• [Problem description]: Your task is to reproduce the material exactly.

##### Recorded information

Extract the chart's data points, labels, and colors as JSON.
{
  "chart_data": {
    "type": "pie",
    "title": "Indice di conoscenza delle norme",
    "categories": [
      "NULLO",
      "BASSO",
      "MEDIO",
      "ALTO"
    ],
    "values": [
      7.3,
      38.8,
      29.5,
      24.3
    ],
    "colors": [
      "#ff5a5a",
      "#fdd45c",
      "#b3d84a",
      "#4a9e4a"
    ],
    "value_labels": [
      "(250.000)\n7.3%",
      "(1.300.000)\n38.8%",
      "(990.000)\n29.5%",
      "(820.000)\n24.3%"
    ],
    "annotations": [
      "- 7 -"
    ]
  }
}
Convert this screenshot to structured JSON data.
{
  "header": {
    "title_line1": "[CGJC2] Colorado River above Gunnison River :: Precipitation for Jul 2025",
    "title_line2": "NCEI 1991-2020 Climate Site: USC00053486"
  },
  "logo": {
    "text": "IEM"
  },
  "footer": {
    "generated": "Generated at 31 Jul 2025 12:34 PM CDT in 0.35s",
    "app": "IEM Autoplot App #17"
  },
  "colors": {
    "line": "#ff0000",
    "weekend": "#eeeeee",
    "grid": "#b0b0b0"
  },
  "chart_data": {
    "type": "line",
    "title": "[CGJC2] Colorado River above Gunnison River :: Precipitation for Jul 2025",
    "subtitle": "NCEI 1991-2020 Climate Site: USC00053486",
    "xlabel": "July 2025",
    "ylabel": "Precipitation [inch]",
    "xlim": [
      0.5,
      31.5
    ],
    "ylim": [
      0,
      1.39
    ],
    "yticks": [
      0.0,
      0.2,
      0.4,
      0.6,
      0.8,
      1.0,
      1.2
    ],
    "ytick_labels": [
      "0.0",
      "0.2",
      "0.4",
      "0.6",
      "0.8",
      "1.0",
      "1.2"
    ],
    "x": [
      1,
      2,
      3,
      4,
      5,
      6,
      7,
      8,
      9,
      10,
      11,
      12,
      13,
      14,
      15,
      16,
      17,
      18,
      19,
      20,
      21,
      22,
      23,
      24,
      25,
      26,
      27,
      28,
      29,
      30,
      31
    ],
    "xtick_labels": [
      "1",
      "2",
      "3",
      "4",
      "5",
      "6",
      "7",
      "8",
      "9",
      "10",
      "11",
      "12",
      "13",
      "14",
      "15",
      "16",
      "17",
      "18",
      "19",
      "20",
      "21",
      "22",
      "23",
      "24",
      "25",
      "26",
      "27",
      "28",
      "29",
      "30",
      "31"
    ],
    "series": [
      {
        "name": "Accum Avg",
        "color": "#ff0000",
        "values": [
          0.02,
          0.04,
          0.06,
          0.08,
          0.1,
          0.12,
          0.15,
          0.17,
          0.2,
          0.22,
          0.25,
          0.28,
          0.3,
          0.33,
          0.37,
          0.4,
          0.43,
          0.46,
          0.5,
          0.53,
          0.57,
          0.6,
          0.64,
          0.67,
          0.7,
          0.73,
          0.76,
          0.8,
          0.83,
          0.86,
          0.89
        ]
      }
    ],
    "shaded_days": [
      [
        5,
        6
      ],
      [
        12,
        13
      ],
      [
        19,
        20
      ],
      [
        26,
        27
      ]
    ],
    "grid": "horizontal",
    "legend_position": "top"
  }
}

##########

• [Task response]:
Extract the chart's data points, labels, and colors as JSON.
{
  "chart_data": {
    "type": "pie",
    "title": "Indice di conoscenza delle norme",
    "categories": [
      "NULLO",
      "BASSO",
      "MEDIO",
      "ALTO"
    ],
    "values": [
      7.3,
      38.8,
      29.5,
      24.3
    ],
    "colors": [
      "#ff5a5a",
      "#fdd45c",
      "#b3d84a",
      "#4a9e4a"
    ],
    "value_labels": [
      "(250.000)\n7.3%",
      "(1.300.000)\n38.8%",
      "(990.000)\n29.5%",
      "(820.000)\n24.3%"
    ],
    "annotations": [
      "- 7 -"
    ]
  }
}
Convert this screenshot to structured JSON data.
{
  "header": {
    "title_line1": "[CGJC2] Colorado River above Gunnison River :: Precipitation for Jul 2025",
    "title_line2": "NCEI 1991-2020 Climate Site: USC00053486"
  },
  "logo": {
    "text": "IEM"
  },
  "footer": {
    "generated": "Generated at 31 Jul 2025 12:34 PM CDT in 0.35s",
    "app": "IEM Autoplot App #17"
  },
  "colors": {
    "line": "#ff0000",
    "weekend": "#eeeeee",
    "grid": "#b0b0b0"
  },
  "chart_data": {
    "type": "line",
    "title": "[CGJC2] Colorado River above Gunnison River :: Precipitation for Jul 2025",
    "subtitle": "NCEI 1991-2020 Climate Site: USC00053486",
    "xlabel": "July 2025",
    "ylabel": "Precipitation [inch]",
    "xlim": [
      0.5,
      31.5
    ],
    "ylim": [
      0,
      1.39
    ],
    "yticks": [
      0.0,
      0.2,
      0.4,
      0.6,
      0.8,
      1.0,
      1.2
    ],
    "ytick_labels": [
      "0.0",
      "0.2",
      "0.4",
      "0.6",
      "0.8",
      "1.0",
      "1.2"
    ],
    "x": [
      1,
      2,
      3,
      4,
      5,
      6,
      7,
      8,
      9,
      10,
      11,
      12,
      13,
      14,
      15,
      16,
      17,
      18,
      19,
      20,
      21,
      22,
      23,
      24,
      25,
      26,
      27,
      28,
      29,
      30,
      31
    ],
    "xtick_labels": [
      "1",
      "2",
      "3",
      "4",
      "5",
      "6",
      "7",
      "8",
      "9",
      "10",
      "11",
      "12",
      "13",
      "14",
      "15",
      "16",
      "17",
      "18",
      "19",
      "20",
      "21",
      "22",
      "23",
      "24",
      "25",
      "26",
      "27",
      "28",
      "29",
      "30",
      "31"
    ],
    "series": [
      {
        "name": "Accum Avg",
        "color": "#ff0000",
        "values": [
          0.02,
          0.04,
          0.06,
          0.08,
          0.1,
          0.12,
          0.15,
          0.17,
          0.2,
          0.22,
          0.25,
          0.28,
          0.3,
          0.33,
          0.37,
          0.4,
          0.43,
          0.46,
          0.5,
          0.53,
          0.57,
          0.6,
          0.64,
          0.67,
          0.7,
          0.73,
          0.76,
          0.8,
          0.83,
          0.86,
          0.89
        ]
      }
    ],
    "shaded_days": [
      [
        5,
        6
      ],
      [
        12,
        13
      ],
      [
        19,
        20
      ],
      [
        26,
        27
      ]
    ],
    "grid": "horizontal",
    "legend_position": "top"
  }
}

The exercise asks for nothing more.